Exercise task => Reproduce each of the lines word for word.

■ ■ ■ ■ ■

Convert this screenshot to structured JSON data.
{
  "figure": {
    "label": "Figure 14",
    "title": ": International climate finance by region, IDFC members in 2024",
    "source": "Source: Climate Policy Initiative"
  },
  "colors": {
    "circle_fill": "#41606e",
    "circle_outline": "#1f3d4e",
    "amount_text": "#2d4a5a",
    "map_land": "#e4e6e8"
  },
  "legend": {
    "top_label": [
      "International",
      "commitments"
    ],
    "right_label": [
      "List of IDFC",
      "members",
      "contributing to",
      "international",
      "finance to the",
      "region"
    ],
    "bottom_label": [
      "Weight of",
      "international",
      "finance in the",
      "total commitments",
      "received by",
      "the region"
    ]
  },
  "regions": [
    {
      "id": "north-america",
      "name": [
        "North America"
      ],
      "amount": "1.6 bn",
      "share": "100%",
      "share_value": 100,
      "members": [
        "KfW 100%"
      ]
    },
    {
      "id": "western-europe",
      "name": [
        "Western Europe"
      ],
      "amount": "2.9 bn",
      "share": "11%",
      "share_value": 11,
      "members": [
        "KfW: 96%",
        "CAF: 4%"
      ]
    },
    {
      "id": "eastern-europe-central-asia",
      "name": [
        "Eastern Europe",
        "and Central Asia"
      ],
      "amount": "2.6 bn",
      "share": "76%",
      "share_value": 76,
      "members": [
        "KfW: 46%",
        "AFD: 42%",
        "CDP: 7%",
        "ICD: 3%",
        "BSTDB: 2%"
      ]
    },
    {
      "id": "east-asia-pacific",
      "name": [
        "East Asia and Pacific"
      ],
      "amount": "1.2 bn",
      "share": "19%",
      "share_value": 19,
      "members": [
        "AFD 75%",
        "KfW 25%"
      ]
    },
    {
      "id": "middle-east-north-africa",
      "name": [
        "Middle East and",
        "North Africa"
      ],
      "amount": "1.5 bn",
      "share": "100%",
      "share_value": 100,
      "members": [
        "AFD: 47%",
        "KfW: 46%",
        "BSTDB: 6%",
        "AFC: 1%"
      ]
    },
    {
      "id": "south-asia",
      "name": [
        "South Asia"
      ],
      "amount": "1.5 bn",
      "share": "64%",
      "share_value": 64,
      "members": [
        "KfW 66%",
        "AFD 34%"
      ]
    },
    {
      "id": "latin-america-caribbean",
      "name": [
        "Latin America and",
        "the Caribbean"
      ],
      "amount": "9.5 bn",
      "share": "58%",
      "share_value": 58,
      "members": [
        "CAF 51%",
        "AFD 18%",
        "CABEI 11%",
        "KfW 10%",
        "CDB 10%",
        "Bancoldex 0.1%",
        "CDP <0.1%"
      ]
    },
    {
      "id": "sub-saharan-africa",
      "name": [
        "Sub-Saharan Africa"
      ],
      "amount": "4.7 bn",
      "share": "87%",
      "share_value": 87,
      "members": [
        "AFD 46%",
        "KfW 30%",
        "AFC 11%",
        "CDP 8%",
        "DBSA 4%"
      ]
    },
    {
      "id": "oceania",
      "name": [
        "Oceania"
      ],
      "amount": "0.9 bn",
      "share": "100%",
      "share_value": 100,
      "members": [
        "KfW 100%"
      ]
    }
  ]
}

■ ■ ■ ■ ■

Response to the task =>
Convert this screenshot to structured JSON data.
{
  "figure": {
    "label": "Figure 14",
    "title": ": International climate finance by region, IDFC members in 2024",
    "source": "Source: Climate Policy Initiative"
  },
  "colors": {
    "circle_fill": "#41606e",
    "circle_outline": "#1f3d4e",
    "amount_text": "#2d4a5a",
    "map_land": "#e4e6e8"
  },
  "legend": {
    "top_label": [
      "International",
      "commitments"
    ],
    "right_label": [
      "List of IDFC",
      "members",
      "contributing to",
      "international",
      "finance to the",
      "region"
    ],
    "bottom_label": [
      "Weight of",
      "international",
      "finance in the",
      "total commitments",
      "received by",
      "the region"
    ]
  },
  "regions": [
    {
      "id": "north-america",
      "name": [
        "North America"
      ],
      "amount": "1.6 bn",
      "share": "100%",
      "share_value": 100,
      "members": [
        "KfW 100%"
      ]
    },
    {
      "id": "western-europe",
      "name": [
        "Western Europe"
      ],
      "amount": "2.9 bn",
      "share": "11%",
      "share_value": 11,
      "members": [
        "KfW: 96%",
        "CAF: 4%"
      ]
    },
    {
      "id": "eastern-europe-central-asia",
      "name": [
        "Eastern Europe",
        "and Central Asia"
      ],
      "amount": "2.6 bn",
      "share": "76%",
      "share_value": 76,
      "members": [
        "KfW: 46%",
        "AFD: 42%",
        "CDP: 7%",
        "ICD: 3%",
        "BSTDB: 2%"
      ]
    },
    {
      "id": "east-asia-pacific",
      "name": [
        "East Asia and Pacific"
      ],
      "amount": "1.2 bn",
      "share": "19%",
      "share_value": 19,
      "members": [
        "AFD 75%",
        "KfW 25%"
      ]
    },
    {
      "id": "middle-east-north-africa",
      "name": [
        "Middle East and",
        "North Africa"
      ],
      "amount": "1.5 bn",
      "share": "100%",
      "share_value": 100,
      "members": [
        "AFD: 47%",
        "KfW: 46%",
        "BSTDB: 6%",
        "AFC: 1%"
      ]
    },
    {
      "id": "south-asia",
      "name": [
        "South Asia"
      ],
      "amount": "1.5 bn",
      "share": "64%",
      "share_value": 64,
      "members": [
        "KfW 66%",
        "AFD 34%"
      ]
    },
    {
      "id": "latin-america-caribbean",
      "name": [
        "Latin America and",
        "the Caribbean"
      ],
      "amount": "9.5 bn",
      "share": "58%",
      "share_value": 58,
      "members": [
        "CAF 51%",
        "AFD 18%",
        "CABEI 11%",
        "KfW 10%",
        "CDB 10%",
        "Bancoldex 0.1%",
        "CDP <0.1%"
      ]
    },
    {
      "id": "sub-saharan-africa",
      "name": [
        "Sub-Saharan Africa"
      ],
      "amount": "4.7 bn",
      "share": "87%",
      "share_value": 87,
      "members": [
        "AFD 46%",
        "KfW 30%",
        "AFC 11%",
        "CDP 8%",
        "DBSA 4%"
      ]
    },
    {
      "id": "oceania",
      "name": [
        "Oceania"
      ],
      "amount": "0.9 bn",
      "share": "100%",
      "share_value": 100,
      "members": [
        "KfW 100%"
      ]
    }
  ]
}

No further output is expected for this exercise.